(Task description): Restate each entry word for word, leaving nothing out.

* Begin Material shown *

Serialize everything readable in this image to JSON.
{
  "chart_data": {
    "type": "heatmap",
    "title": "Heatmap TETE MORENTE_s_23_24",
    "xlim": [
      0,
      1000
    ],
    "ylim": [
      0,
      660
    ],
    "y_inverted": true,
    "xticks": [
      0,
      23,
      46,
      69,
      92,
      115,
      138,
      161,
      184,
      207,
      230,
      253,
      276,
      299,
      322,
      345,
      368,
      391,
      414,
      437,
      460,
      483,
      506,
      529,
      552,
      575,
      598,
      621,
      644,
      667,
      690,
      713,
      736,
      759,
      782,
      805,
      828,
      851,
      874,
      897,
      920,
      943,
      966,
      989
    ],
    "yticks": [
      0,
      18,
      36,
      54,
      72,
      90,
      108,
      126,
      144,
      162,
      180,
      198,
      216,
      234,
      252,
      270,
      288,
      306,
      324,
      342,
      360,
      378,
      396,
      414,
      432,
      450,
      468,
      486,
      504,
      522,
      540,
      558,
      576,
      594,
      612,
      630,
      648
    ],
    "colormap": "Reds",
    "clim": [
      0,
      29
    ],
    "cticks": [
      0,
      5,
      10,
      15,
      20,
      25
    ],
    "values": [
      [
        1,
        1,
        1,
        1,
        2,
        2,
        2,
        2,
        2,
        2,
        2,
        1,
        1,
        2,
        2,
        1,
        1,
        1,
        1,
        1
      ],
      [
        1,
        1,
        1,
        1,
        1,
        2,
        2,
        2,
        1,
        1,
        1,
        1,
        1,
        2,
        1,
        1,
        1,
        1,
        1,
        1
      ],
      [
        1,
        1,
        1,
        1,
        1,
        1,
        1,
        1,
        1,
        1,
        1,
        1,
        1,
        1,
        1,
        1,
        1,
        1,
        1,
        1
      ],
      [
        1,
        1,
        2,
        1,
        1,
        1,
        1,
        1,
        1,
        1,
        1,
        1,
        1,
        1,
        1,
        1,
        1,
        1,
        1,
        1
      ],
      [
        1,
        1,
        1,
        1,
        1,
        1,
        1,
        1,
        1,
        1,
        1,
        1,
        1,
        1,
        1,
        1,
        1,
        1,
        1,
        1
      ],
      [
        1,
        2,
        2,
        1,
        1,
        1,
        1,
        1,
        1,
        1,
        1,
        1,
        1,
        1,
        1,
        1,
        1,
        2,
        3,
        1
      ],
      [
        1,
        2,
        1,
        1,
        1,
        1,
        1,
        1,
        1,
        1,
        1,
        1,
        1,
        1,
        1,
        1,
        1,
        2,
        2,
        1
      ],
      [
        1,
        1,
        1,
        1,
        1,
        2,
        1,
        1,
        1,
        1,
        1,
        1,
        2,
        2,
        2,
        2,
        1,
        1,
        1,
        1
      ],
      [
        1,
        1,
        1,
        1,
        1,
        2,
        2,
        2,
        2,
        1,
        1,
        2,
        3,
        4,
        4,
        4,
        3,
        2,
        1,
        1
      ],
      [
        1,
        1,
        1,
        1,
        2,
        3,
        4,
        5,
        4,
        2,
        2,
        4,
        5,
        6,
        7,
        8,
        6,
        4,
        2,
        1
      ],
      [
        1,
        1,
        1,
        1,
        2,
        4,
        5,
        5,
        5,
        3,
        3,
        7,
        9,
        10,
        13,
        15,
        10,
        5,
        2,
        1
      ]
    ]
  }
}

* End Material shown *

(Response below):
Serialize everything readable in this image to JSON.
{
  "chart_data": {
    "type": "heatmap",
    "title": "Heatmap TETE MORENTE_s_23_24",
    "xlim": [
      0,
      1000
    ],
    "ylim": [
      0,
      660
    ],
    "y_inverted": true,
    "xticks": [
      0,
      23,
      46,
      69,
      92,
      115,
      138,
      161,
      184,
      207,
      230,
      253,
      276,
      299,
      322,
      345,
      368,
      391,
      414,
      437,
      460,
      483,
      506,
      529,
      552,
      575,
      598,
      621,
      644,
      667,
      690,
      713,
      736,
      759,
      782,
      805,
      828,
      851,
      874,
      897,
      920,
      943,
      966,
      989
    ],
    "yticks": [
      0,
      18,
      36,
      54,
      72,
      90,
      108,
      126,
      144,
      162,
      180,
      198,
      216,
      234,
      252,
      270,
      288,
      306,
      324,
      342,
      360,
      378,
      396,
      414,
      432,
      450,
      468,
      486,
      504,
      522,
      540,
      558,
      576,
      594,
      612,
      630,
      648
    ],
    "colormap": "Reds",
    "clim": [
      0,
      29
    ],
    "cticks": [
      0,
      5,
      10,
      15,
      20,
      25
    ],
    "values": [
      [
        1,
        1,
        1,
        1,
        2,
        2,
        2,
        2,
        2,
        2,
        2,
        1,
        1,
        2,
        2,
        1,
        1,
        1,
        1,
        1
      ],
      [
        1,
        1,
        1,
        1,
        1,
        2,
        2,
        2,
        1,
        1,
        1,
        1,
        1,
        2,
        1,
        1,
        1,
        1,
        1,
        1
      ],
      [
        1,
        1,
        1,
        1,
        1,
        1,
        1,
        1,
        1,
        1,
        1,
        1,
        1,
        1,
        1,
        1,
        1,
        1,
        1,
        1
      ],
      [
        1,
        1,
        2,
        1,
        1,
        1,
        1,
        1,
        1,
        1,
        1,
        1,
        1,
        1,
        1,
        1,
        1,
        1,
        1,
        1
      ],
      [
        1,
        1,
        1,
        1,
        1,
        1,
        1,
        1,
        1,
        1,
        1,
        1,
        1,
        1,
        1,
        1,
        1,
        1,
        1,
        1
      ],
      [
        1,
        2,
        2,
        1,
        1,
        1,
        1,
        1,
        1,
        1,
        1,
        1,
        1,
        1,
        1,
        1,
        1,
        2,
        3,
        1
      ],
      [
        1,
        2,
        1,
        1,
        1,
        1,
        1,
        1,
        1,
        1,
        1,
        1,
        1,
        1,
        1,
        1,
        1,
        2,
        2,
        1
      ],
      [
        1,
        1,
        1,
        1,
        1,
        2,
        1,
        1,
        1,
        1,
        1,
        1,
        2,
        2,
        2,
        2,
        1,
        1,
        1,
        1
      ],
      [
        1,
        1,
        1,
        1,
        1,
        2,
        2,
        2,
        2,
        1,
        1,
        2,
        3,
        4,
        4,
        4,
        3,
        2,
        1,
        1
      ],
      [
        1,
        1,
        1,
        1,
        2,
        3,
        4,
        5,
        4,
        2,
        2,
        4,
        5,
        6,
        7,
        8,
        6,
        4,
        2,
        1
      ],
      [
        1,
        1,
        1,
        1,
        2,
        4,
        5,
        5,
        5,
        3,
        3,
        7,
        9,
        10,
        13,
        15,
        10,
        5,
        2,
        1
      ]
    ]
  }
}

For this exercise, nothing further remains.